Each line should be copied exactly.

_ _ _ _

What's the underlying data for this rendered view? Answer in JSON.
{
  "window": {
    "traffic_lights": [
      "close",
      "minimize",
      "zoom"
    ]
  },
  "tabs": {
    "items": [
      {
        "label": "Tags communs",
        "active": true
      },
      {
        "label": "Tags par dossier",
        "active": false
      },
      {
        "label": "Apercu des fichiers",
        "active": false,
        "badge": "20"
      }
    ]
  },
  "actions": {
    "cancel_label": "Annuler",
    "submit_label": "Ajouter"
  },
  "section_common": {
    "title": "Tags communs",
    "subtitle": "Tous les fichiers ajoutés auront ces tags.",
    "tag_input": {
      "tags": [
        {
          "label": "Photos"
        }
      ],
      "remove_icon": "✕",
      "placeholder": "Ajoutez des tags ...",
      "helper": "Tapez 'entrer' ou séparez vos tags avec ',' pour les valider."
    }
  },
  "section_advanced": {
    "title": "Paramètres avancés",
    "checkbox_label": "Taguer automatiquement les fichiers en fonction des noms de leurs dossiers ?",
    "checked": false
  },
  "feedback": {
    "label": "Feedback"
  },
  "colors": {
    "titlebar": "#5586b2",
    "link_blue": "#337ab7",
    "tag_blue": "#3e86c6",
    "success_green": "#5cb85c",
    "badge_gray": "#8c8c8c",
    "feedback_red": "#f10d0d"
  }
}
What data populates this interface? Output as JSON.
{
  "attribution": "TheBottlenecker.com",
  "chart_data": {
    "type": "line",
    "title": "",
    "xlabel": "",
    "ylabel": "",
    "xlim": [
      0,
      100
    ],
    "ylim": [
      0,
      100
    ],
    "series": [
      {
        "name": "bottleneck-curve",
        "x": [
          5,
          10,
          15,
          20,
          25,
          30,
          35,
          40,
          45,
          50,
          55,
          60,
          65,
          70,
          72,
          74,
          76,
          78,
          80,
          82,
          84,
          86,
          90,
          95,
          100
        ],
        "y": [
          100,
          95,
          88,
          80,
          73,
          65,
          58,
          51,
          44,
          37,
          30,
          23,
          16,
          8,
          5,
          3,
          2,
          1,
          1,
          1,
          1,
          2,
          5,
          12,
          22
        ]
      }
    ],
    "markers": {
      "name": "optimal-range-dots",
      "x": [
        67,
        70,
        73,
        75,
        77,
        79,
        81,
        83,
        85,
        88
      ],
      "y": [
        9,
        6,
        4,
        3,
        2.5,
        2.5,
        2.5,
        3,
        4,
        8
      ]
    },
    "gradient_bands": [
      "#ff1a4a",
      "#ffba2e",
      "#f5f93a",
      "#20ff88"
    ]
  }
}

_ _ _ _

• _FULL OUTPUT_
What's the underlying data for this rendered view? Answer in JSON.
{
  "window": {
    "traffic_lights": [
      "close",
      "minimize",
      "zoom"
    ]
  },
  "tabs": {
    "items": [
      {
        "label": "Tags communs",
        "active": true
      },
      {
        "label": "Tags par dossier",
        "active": false
      },
      {
        "label": "Apercu des fichiers",
        "active": false,
        "badge": "20"
      }
    ]
  },
  "actions": {
    "cancel_label": "Annuler",
    "submit_label": "Ajouter"
  },
  "section_common": {
    "title": "Tags communs",
    "subtitle": "Tous les fichiers ajoutés auront ces tags.",
    "tag_input": {
      "tags": [
        {
          "label": "Photos"
        }
      ],
      "remove_icon": "✕",
      "placeholder": "Ajoutez des tags ...",
      "helper": "Tapez 'entrer' ou séparez vos tags avec ',' pour les valider."
    }
  },
  "section_advanced": {
    "title": "Paramètres avancés",
    "checkbox_label": "Taguer automatiquement les fichiers en fonction des noms de leurs dossiers ?",
    "checked": false
  },
  "feedback": {
    "label": "Feedback"
  },
  "colors": {
    "titlebar": "#5586b2",
    "link_blue": "#337ab7",
    "tag_blue": "#3e86c6",
    "success_green": "#5cb85c",
    "badge_gray": "#8c8c8c",
    "feedback_red": "#f10d0d"
  }
}
What data populates this interface? Output as JSON.
{
  "attribution": "TheBottlenecker.com",
  "chart_data": {
    "type": "line",
    "title": "",
    "xlabel": "",
    "ylabel": "",
    "xlim": [
      0,
      100
    ],
    "ylim": [
      0,
      100
    ],
    "series": [
      {
        "name": "bottleneck-curve",
        "x": [
          5,
          10,
          15,
          20,
          25,
          30,
          35,
          40,
          45,
          50,
          55,
          60,
          65,
          70,
          72,
          74,
          76,
          78,
          80,
          82,
          84,
          86,
          90,
          95,
          100
        ],
        "y": [
          100,
          95,
          88,
          80,
          73,
          65,
          58,
          51,
          44,
          37,
          30,
          23,
          16,
          8,
          5,
          3,
          2,
          1,
          1,
          1,
          1,
          2,
          5,
          12,
          22
        ]
      }
    ],
    "markers": {
      "name": "optimal-range-dots",
      "x": [
        67,
        70,
        73,
        75,
        77,
        79,
        81,
        83,
        85,
        88
      ],
      "y": [
        9,
        6,
        4,
        3,
        2.5,
        2.5,
        2.5,
        3,
        4,
        8
      ]
    },
    "gradient_bands": [
      "#ff1a4a",
      "#ffba2e",
      "#f5f93a",
      "#20ff88"
    ]
  }
}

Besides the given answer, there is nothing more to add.